Exercise: Return the listing word for word, as given.
--- START OF Data to process ---
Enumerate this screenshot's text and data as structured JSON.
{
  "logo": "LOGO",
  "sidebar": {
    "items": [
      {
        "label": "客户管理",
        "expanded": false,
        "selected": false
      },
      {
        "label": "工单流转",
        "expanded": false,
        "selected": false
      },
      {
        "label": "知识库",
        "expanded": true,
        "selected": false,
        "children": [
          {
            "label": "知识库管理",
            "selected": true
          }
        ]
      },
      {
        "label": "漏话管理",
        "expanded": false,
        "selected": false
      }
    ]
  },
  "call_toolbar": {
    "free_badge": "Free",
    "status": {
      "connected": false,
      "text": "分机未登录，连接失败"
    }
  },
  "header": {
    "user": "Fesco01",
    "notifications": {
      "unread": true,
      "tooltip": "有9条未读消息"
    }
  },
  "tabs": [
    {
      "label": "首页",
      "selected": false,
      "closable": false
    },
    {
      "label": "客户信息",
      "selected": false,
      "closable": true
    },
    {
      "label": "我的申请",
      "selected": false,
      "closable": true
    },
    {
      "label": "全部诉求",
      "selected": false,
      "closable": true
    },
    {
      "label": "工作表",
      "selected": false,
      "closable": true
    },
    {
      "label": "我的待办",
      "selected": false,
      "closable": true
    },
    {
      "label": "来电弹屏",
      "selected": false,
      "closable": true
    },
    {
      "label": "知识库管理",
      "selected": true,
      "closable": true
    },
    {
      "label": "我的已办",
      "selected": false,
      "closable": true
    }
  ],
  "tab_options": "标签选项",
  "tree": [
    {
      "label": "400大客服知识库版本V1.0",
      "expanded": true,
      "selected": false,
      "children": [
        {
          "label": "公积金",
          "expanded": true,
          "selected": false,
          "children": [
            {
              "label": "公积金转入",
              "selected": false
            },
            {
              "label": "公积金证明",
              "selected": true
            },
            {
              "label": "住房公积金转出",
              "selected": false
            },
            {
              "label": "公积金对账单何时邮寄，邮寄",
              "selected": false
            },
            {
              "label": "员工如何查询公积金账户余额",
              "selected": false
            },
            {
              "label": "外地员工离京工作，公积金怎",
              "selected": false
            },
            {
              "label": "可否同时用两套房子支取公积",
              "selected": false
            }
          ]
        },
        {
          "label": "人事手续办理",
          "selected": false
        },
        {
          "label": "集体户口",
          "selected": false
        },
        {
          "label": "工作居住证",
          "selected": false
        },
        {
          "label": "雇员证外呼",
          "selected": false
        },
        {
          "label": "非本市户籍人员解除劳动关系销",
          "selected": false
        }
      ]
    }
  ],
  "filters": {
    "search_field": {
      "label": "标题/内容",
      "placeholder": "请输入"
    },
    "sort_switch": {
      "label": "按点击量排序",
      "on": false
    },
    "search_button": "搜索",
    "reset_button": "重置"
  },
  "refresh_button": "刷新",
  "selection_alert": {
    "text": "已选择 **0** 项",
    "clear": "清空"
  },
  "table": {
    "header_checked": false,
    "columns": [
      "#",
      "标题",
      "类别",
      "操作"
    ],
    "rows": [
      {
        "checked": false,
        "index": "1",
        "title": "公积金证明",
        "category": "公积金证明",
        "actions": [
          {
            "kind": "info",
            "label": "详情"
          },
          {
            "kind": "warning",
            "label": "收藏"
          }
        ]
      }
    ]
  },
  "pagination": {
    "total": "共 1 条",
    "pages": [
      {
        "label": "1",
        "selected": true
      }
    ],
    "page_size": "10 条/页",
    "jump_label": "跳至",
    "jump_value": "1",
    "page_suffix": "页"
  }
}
--- END OF Data to process ---
Solution to this task:
Enumerate this screenshot's text and data as structured JSON.
{
  "logo": "LOGO",
  "sidebar": {
    "items": [
      {
        "label": "客户管理",
        "expanded": false,
        "selected": false
      },
      {
        "label": "工单流转",
        "expanded": false,
        "selected": false
      },
      {
        "label": "知识库",
        "expanded": true,
        "selected": false,
        "children": [
          {
            "label": "知识库管理",
            "selected": true
          }
        ]
      },
      {
        "label": "漏话管理",
        "expanded": false,
        "selected": false
      }
    ]
  },
  "call_toolbar": {
    "free_badge": "Free",
    "status": {
      "connected": false,
      "text": "分机未登录，连接失败"
    }
  },
  "header": {
    "user": "Fesco01",
    "notifications": {
      "unread": true,
      "tooltip": "有9条未读消息"
    }
  },
  "tabs": [
    {
      "label": "首页",
      "selected": false,
      "closable": false
    },
    {
      "label": "客户信息",
      "selected": false,
      "closable": true
    },
    {
      "label": "我的申请",
      "selected": false,
      "closable": true
    },
    {
      "label": "全部诉求",
      "selected": false,
      "closable": true
    },
    {
      "label": "工作表",
      "selected": false,
      "closable": true
    },
    {
      "label": "我的待办",
      "selected": false,
      "closable": true
    },
    {
      "label": "来电弹屏",
      "selected": false,
      "closable": true
    },
    {
      "label": "知识库管理",
      "selected": true,
      "closable": true
    },
    {
      "label": "我的已办",
      "selected": false,
      "closable": true
    }
  ],
  "tab_options": "标签选项",
  "tree": [
    {
      "label": "400大客服知识库版本V1.0",
      "expanded": true,
      "selected": false,
      "children": [
        {
          "label": "公积金",
          "expanded": true,
          "selected": false,
          "children": [
            {
              "label": "公积金转入",
              "selected": false
            },
            {
              "label": "公积金证明",
              "selected": true
            },
            {
              "label": "住房公积金转出",
              "selected": false
            },
            {
              "label": "公积金对账单何时邮寄，邮寄",
              "selected": false
            },
            {
              "label": "员工如何查询公积金账户余额",
              "selected": false
            },
            {
              "label": "外地员工离京工作，公积金怎",
              "selected": false
            },
            {
              "label": "可否同时用两套房子支取公积",
              "selected": false
            }
          ]
        },
        {
          "label": "人事手续办理",
          "selected": false
        },
        {
          "label": "集体户口",
          "selected": false
        },
        {
          "label": "工作居住证",
          "selected": false
        },
        {
          "label": "雇员证外呼",
          "selected": false
        },
        {
          "label": "非本市户籍人员解除劳动关系销",
          "selected": false
        }
      ]
    }
  ],
  "filters": {
    "search_field": {
      "label": "标题/内容",
      "placeholder": "请输入"
    },
    "sort_switch": {
      "label": "按点击量排序",
      "on": false
    },
    "search_button": "搜索",
    "reset_button": "重置"
  },
  "refresh_button": "刷新",
  "selection_alert": {
    "text": "已选择 **0** 项",
    "clear": "清空"
  },
  "table": {
    "header_checked": false,
    "columns": [
      "#",
      "标题",
      "类别",
      "操作"
    ],
    "rows": [
      {
        "checked": false,
        "index": "1",
        "title": "公积金证明",
        "category": "公积金证明",
        "actions": [
          {
            "kind": "info",
            "label": "详情"
          },
          {
            "kind": "warning",
            "label": "收藏"
          }
        ]
      }
    ]
  },
  "pagination": {
    "total": "共 1 条",
    "pages": [
      {
        "label": "1",
        "selected": true
      }
    ],
    "page_size": "10 条/页",
    "jump_label": "跳至",
    "jump_value": "1",
    "page_suffix": "页"
  }
}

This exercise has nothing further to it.